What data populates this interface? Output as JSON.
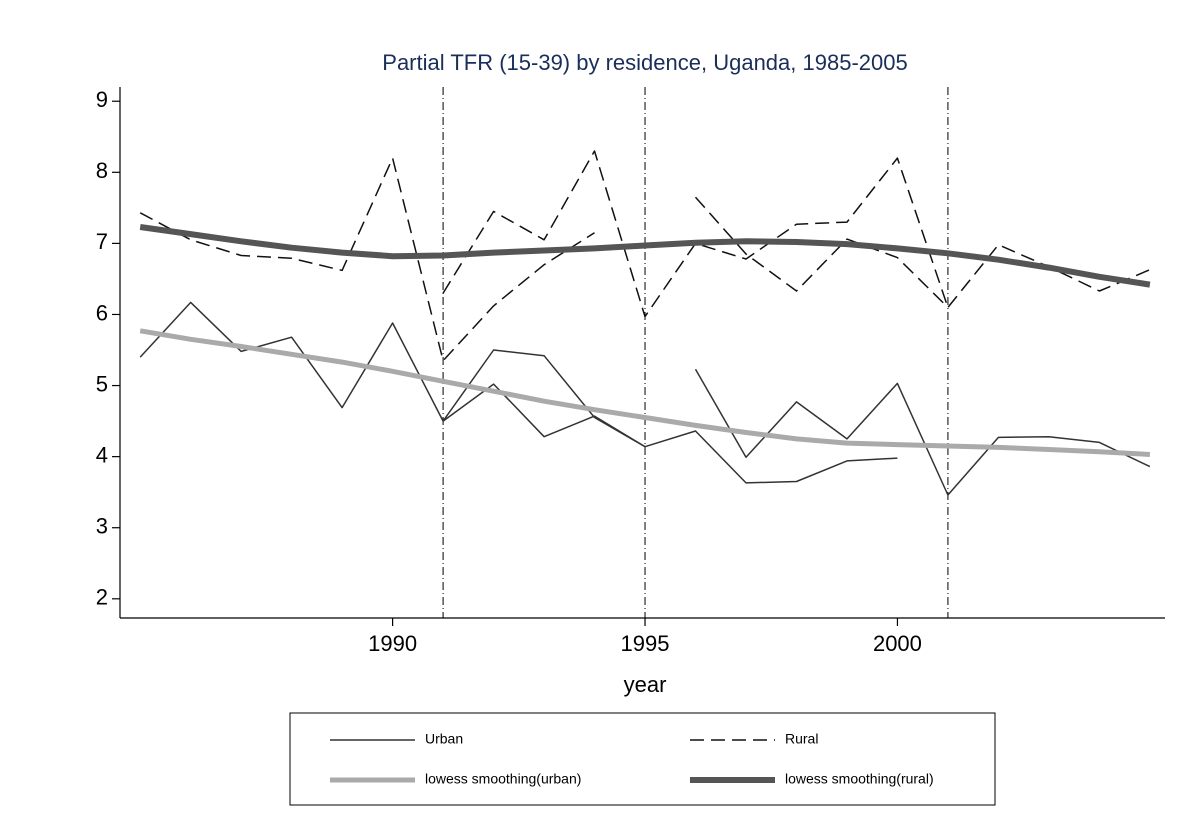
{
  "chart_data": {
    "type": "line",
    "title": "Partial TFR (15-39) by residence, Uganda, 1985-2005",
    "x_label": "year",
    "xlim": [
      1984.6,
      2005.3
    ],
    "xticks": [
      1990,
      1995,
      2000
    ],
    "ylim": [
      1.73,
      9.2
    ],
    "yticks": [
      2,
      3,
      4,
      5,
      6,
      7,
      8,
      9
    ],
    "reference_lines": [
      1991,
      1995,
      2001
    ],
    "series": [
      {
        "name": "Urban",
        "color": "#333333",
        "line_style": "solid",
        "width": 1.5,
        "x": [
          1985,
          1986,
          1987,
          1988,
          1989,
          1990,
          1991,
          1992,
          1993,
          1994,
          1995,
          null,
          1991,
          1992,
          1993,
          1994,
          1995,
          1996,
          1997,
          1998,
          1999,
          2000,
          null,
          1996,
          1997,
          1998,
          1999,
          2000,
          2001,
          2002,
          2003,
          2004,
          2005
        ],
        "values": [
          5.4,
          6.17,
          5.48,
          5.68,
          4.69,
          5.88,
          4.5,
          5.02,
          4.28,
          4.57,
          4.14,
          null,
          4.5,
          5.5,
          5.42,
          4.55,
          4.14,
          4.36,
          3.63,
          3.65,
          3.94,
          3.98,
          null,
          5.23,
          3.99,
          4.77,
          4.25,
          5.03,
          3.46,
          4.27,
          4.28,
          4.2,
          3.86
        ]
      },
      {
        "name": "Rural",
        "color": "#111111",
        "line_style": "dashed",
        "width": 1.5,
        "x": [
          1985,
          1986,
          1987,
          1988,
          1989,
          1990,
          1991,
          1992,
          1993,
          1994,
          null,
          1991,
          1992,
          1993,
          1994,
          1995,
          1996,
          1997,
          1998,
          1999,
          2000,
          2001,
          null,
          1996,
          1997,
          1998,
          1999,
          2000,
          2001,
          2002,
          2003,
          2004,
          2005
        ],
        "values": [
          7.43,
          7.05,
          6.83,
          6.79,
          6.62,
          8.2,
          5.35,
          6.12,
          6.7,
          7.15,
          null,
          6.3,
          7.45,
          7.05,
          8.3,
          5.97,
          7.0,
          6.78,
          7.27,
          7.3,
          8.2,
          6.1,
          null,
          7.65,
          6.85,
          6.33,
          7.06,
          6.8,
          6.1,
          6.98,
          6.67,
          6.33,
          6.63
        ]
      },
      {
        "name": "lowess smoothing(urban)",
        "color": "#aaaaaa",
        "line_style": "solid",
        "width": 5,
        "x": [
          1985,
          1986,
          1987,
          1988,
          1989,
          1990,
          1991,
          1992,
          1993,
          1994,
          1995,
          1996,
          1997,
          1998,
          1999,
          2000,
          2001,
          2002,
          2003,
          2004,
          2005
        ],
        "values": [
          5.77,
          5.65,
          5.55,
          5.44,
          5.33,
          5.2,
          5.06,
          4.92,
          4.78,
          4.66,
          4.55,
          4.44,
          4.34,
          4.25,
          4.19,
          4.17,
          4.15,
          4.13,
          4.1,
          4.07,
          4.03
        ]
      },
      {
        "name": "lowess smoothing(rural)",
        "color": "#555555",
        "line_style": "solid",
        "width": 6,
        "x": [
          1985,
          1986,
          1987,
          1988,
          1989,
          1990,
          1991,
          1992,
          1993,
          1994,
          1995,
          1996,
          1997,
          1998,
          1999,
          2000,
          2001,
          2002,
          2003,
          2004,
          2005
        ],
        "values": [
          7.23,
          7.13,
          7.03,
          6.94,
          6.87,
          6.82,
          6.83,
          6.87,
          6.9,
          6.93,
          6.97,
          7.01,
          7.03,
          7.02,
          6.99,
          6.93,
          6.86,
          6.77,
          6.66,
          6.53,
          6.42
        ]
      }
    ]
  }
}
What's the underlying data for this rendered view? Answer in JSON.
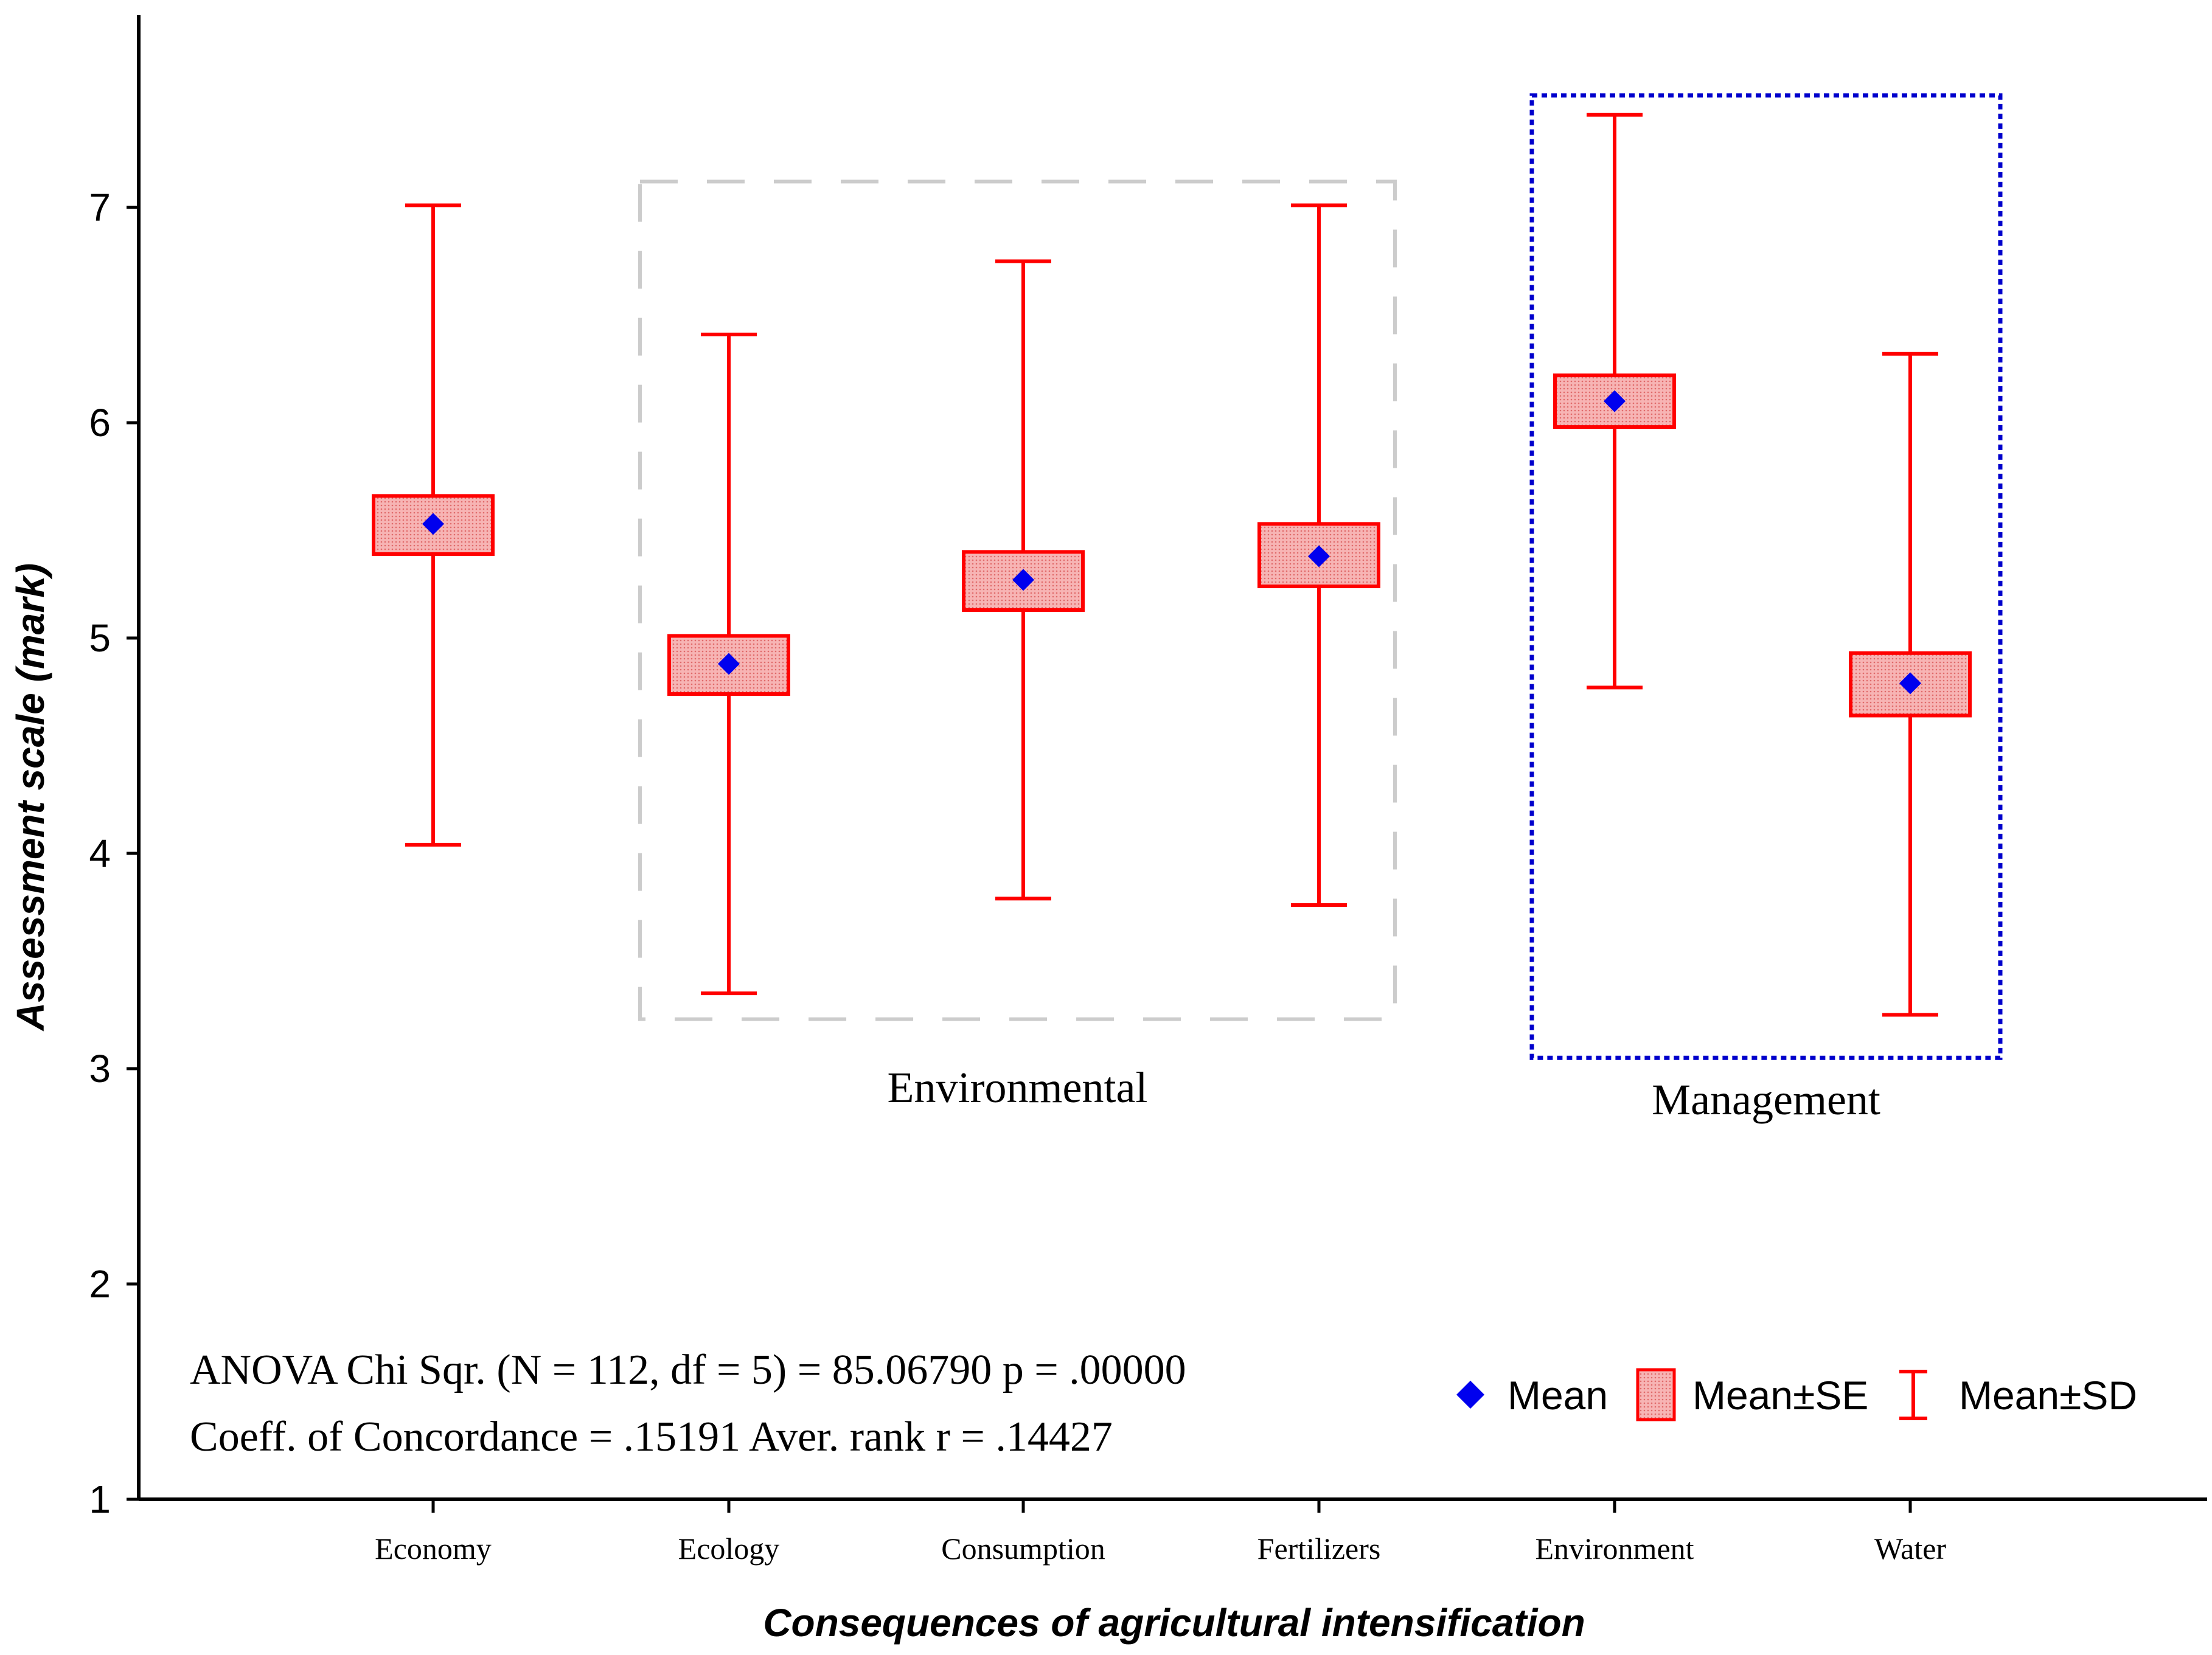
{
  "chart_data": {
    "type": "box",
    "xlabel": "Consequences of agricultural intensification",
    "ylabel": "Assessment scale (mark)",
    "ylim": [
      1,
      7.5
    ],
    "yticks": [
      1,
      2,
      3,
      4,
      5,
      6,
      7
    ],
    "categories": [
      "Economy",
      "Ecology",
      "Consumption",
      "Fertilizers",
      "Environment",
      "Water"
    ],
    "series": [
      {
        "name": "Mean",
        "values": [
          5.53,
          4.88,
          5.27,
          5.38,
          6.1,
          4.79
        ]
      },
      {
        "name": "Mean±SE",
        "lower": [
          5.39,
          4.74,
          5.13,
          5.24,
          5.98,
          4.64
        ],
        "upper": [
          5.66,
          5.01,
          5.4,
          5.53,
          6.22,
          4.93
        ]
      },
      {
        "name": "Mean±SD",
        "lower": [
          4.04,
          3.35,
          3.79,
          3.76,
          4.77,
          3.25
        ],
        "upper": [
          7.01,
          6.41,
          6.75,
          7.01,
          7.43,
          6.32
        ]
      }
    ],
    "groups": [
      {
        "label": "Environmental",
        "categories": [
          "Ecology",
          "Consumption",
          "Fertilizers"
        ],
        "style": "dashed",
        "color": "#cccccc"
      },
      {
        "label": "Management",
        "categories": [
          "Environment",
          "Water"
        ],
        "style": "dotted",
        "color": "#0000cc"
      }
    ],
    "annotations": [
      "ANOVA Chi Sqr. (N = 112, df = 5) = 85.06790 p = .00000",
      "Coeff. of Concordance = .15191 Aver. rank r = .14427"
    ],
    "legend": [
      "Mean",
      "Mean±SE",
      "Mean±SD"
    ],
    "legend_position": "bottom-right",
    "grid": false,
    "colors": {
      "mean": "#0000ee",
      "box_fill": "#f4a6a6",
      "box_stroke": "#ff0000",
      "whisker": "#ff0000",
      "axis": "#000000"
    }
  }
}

◆ Work to complete
Copy out the entries verbatim and leave the images out.

◆ Result
What data populates this interface? Output as JSON.
{
  "chart_data": {
    "type": "line",
    "title": "Partial TFR (15-39) by residence, Uganda, 1985-2005",
    "x_label": "year",
    "xlim": [
      1984.6,
      2005.3
    ],
    "xticks": [
      1990,
      1995,
      2000
    ],
    "ylim": [
      1.73,
      9.2
    ],
    "yticks": [
      2,
      3,
      4,
      5,
      6,
      7,
      8,
      9
    ],
    "reference_lines": [
      1991,
      1995,
      2001
    ],
    "series": [
      {
        "name": "Urban",
        "color": "#333333",
        "line_style": "solid",
        "width": 1.5,
        "x": [
          1985,
          1986,
          1987,
          1988,
          1989,
          1990,
          1991,
          1992,
          1993,
          1994,
          1995,
          null,
          1991,
          1992,
          1993,
          1994,
          1995,
          1996,
          1997,
          1998,
          1999,
          2000,
          null,
          1996,
          1997,
          1998,
          1999,
          2000,
          2001,
          2002,
          2003,
          2004,
          2005
        ],
        "values": [
          5.4,
          6.17,
          5.48,
          5.68,
          4.69,
          5.88,
          4.5,
          5.02,
          4.28,
          4.57,
          4.14,
          null,
          4.5,
          5.5,
          5.42,
          4.55,
          4.14,
          4.36,
          3.63,
          3.65,
          3.94,
          3.98,
          null,
          5.23,
          3.99,
          4.77,
          4.25,
          5.03,
          3.46,
          4.27,
          4.28,
          4.2,
          3.86
        ]
      },
      {
        "name": "Rural",
        "color": "#111111",
        "line_style": "dashed",
        "width": 1.5,
        "x": [
          1985,
          1986,
          1987,
          1988,
          1989,
          1990,
          1991,
          1992,
          1993,
          1994,
          null,
          1991,
          1992,
          1993,
          1994,
          1995,
          1996,
          1997,
          1998,
          1999,
          2000,
          2001,
          null,
          1996,
          1997,
          1998,
          1999,
          2000,
          2001,
          2002,
          2003,
          2004,
          2005
        ],
        "values": [
          7.43,
          7.05,
          6.83,
          6.79,
          6.62,
          8.2,
          5.35,
          6.12,
          6.7,
          7.15,
          null,
          6.3,
          7.45,
          7.05,
          8.3,
          5.97,
          7.0,
          6.78,
          7.27,
          7.3,
          8.2,
          6.1,
          null,
          7.65,
          6.85,
          6.33,
          7.06,
          6.8,
          6.1,
          6.98,
          6.67,
          6.33,
          6.63
        ]
      },
      {
        "name": "lowess smoothing(urban)",
        "color": "#aaaaaa",
        "line_style": "solid",
        "width": 5,
        "x": [
          1985,
          1986,
          1987,
          1988,
          1989,
          1990,
          1991,
          1992,
          1993,
          1994,
          1995,
          1996,
          1997,
          1998,
          1999,
          2000,
          2001,
          2002,
          2003,
          2004,
          2005
        ],
        "values": [
          5.77,
          5.65,
          5.55,
          5.44,
          5.33,
          5.2,
          5.06,
          4.92,
          4.78,
          4.66,
          4.55,
          4.44,
          4.34,
          4.25,
          4.19,
          4.17,
          4.15,
          4.13,
          4.1,
          4.07,
          4.03
        ]
      },
      {
        "name": "lowess smoothing(rural)",
        "color": "#555555",
        "line_style": "solid",
        "width": 6,
        "x": [
          1985,
          1986,
          1987,
          1988,
          1989,
          1990,
          1991,
          1992,
          1993,
          1994,
          1995,
          1996,
          1997,
          1998,
          1999,
          2000,
          2001,
          2002,
          2003,
          2004,
          2005
        ],
        "values": [
          7.23,
          7.13,
          7.03,
          6.94,
          6.87,
          6.82,
          6.83,
          6.87,
          6.9,
          6.93,
          6.97,
          7.01,
          7.03,
          7.02,
          6.99,
          6.93,
          6.86,
          6.77,
          6.66,
          6.53,
          6.42
        ]
      }
    ]
  }
}
What's the underlying data for this rendered view? Answer in JSON.
{
  "chart_data": {
    "type": "box",
    "xlabel": "Consequences of agricultural intensification",
    "ylabel": "Assessment scale (mark)",
    "ylim": [
      1,
      7.5
    ],
    "yticks": [
      1,
      2,
      3,
      4,
      5,
      6,
      7
    ],
    "categories": [
      "Economy",
      "Ecology",
      "Consumption",
      "Fertilizers",
      "Environment",
      "Water"
    ],
    "series": [
      {
        "name": "Mean",
        "values": [
          5.53,
          4.88,
          5.27,
          5.38,
          6.1,
          4.79
        ]
      },
      {
        "name": "Mean±SE",
        "lower": [
          5.39,
          4.74,
          5.13,
          5.24,
          5.98,
          4.64
        ],
        "upper": [
          5.66,
          5.01,
          5.4,
          5.53,
          6.22,
          4.93
        ]
      },
      {
        "name": "Mean±SD",
        "lower": [
          4.04,
          3.35,
          3.79,
          3.76,
          4.77,
          3.25
        ],
        "upper": [
          7.01,
          6.41,
          6.75,
          7.01,
          7.43,
          6.32
        ]
      }
    ],
    "groups": [
      {
        "label": "Environmental",
        "categories": [
          "Ecology",
          "Consumption",
          "Fertilizers"
        ],
        "style": "dashed",
        "color": "#cccccc"
      },
      {
        "label": "Management",
        "categories": [
          "Environment",
          "Water"
        ],
        "style": "dotted",
        "color": "#0000cc"
      }
    ],
    "annotations": [
      "ANOVA Chi Sqr. (N = 112, df = 5) = 85.06790 p = .00000",
      "Coeff. of Concordance = .15191 Aver. rank r = .14427"
    ],
    "legend": [
      "Mean",
      "Mean±SE",
      "Mean±SD"
    ],
    "legend_position": "bottom-right",
    "grid": false,
    "colors": {
      "mean": "#0000ee",
      "box_fill": "#f4a6a6",
      "box_stroke": "#ff0000",
      "whisker": "#ff0000",
      "axis": "#000000"
    }
  }
}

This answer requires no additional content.